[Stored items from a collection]

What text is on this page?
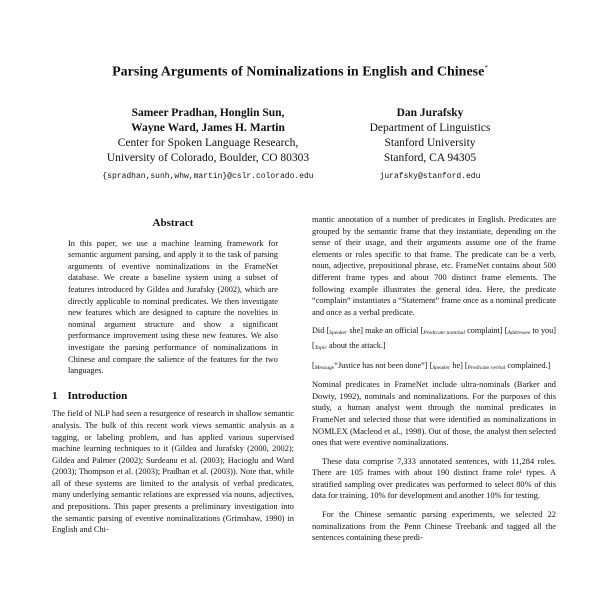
Parsing Arguments of Nominalizations in English and Chinese*
Sameer Pradhan, Honglin Sun,
Wayne Ward, James H. Martin
Center for Spoken Language Research,
University of Colorado, Boulder, CO 80303
{spradhan,sunh,whw,martin}@cslr.colorado.edu
Dan Jurafsky
Department of Linguistics
Stanford University
Stanford, CA 94305
jurafsky@stanford.edu
Abstract
In this paper, we use a machine learning framework for semantic argument parsing, and apply it to the task of parsing arguments of eventive nominalizations in the FrameNet database. We create a baseline system using a subset of features introduced by Gildea and Jurafsky (2002), which are directly applicable to nominal predicates. We then investigate new features which are designed to capture the novelties in nominal argument structure and show a significant performance improvement using these new features. We also investigate the parsing performance of nominalizations in Chinese and compare the salience of the features for the two languages.
1 Introduction

The field of NLP had seen a resurgence of research in shallow semantic analysis. The bulk of this recent work views semantic analysis as a tagging, or labeling problem, and has applied various supervised machine learning techniques to it (Gildea and Jurafsky (2000, 2002); Gildea and Palmer (2002); Surdeanu et al. (2003); Hacioglu and Ward (2003); Thompson et al. (2003); Pradhan et al. (2003)). Note that, while all of these systems are limited to the analysis of verbal predicates, many underlying semantic relations are expressed via nouns, adjectives, and prepositions. This paper presents a preliminary investigation into the semantic parsing of eventive nominalizations (Grimshaw, 1990) in English and Chi-

mantic annotation of a number of predicates in English. Predicates are grouped by the semantic frame that they instantiate, depending on the sense of their usage, and their arguments assume one of the frame elements or roles specific to that frame. The predicate can be a verb, noun, adjective, prepositional phrase, etc. FrameNet contains about 500 different frame types and about 700 distinct frame elements. The following example illustrates the general idea. Here, the predicate “complain” instantiates a “Statement” frame once as a nominal predicate and once as a verbal predicate.

Did [Speaker she] make an official [Predicate:nominal complaint] [Addressee to you] [Topic about the attack.]
[Message“Justice has not been done”] [Speaker he] [Predicate:verbal complained.]

Nominal predicates in FrameNet include ultra-nominals (Barker and Dowty, 1992), nominals and nominalizations. For the purposes of this study, a human analyst went through the nominal predicates in FrameNet and selected those that were identified as nominalizations in NOMLEX (Macleod et al., 1998). Out of those, the analyst then selected ones that were eventive nominalizations.

These data comprise 7,333 annotated sentences, with 11,284 roles. There are 105 frames with about 190 distinct frame role¹ types. A stratified sampling over predicates was performed to select 80% of this data for training, 10% for development and another 10% for testing.

For the Chinese semantic parsing experiments, we selected 22 nominalizations from the Penn Chinese Treebank and tagged all the sentences containing these predi-
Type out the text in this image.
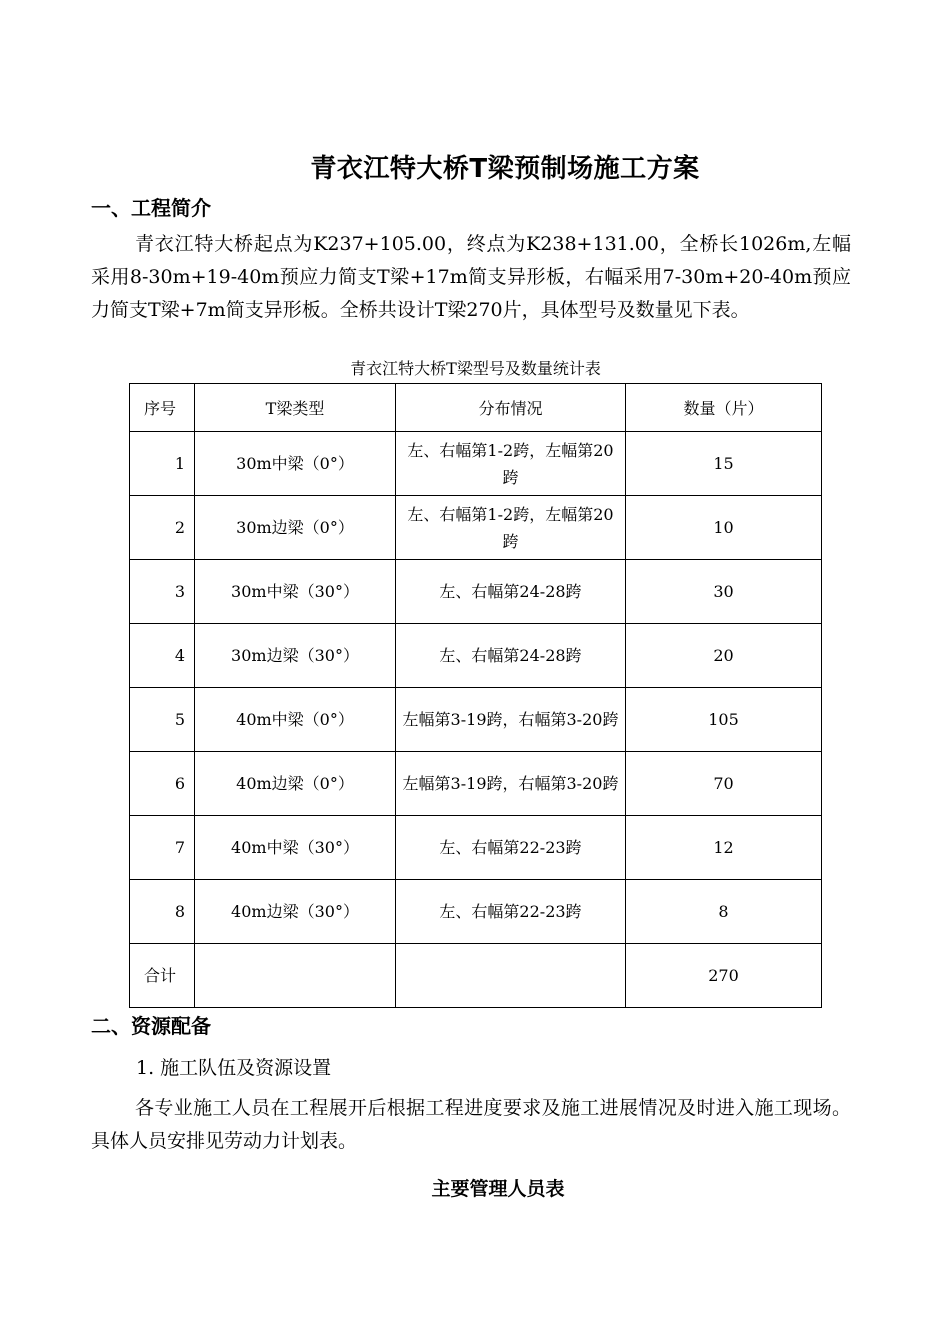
青衣江特大桥T梁预制场施工方案
一、工程简介

青衣江特大桥起点为K237+105.00，终点为K238+131.00，全桥长1026m,左幅采用8-30m+19-40m预应力简支T梁+17m简支异形板，右幅采用7-30m+20-40m预应力简支T梁+7m简支异形板。全桥共设计T梁270片，具体型号及数量见下表。

青衣江特大桥T梁型号及数量统计表
序号	T梁类型	分布情况	数量（片）
1	30m中梁（0°）	左、右幅第1-2跨，左幅第20跨	15
2	30m边梁（0°）	左、右幅第1-2跨，左幅第20跨	10
3	30m中梁（30°）	左、右幅第24-28跨	30
4	30m边梁（30°）	左、右幅第24-28跨	20
5	40m中梁（0°）	左幅第3-19跨，右幅第3-20跨	105
6	40m边梁（0°）	左幅第3-19跨，右幅第3-20跨	70
7	40m中梁（30°）	左、右幅第22-23跨	12
8	40m边梁（30°）	左、右幅第22-23跨	8
合计			270
二、资源配备
1. 施工队伍及资源设置

各专业施工人员在工程展开后根据工程进度要求及施工进展情况及时进入施工现场。具体人员安排见劳动力计划表。

主要管理人员表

** REQUIRED WORK **
Respond with nothing but the number of lines in the entries that contain the string "text".

** THE RESULT **
2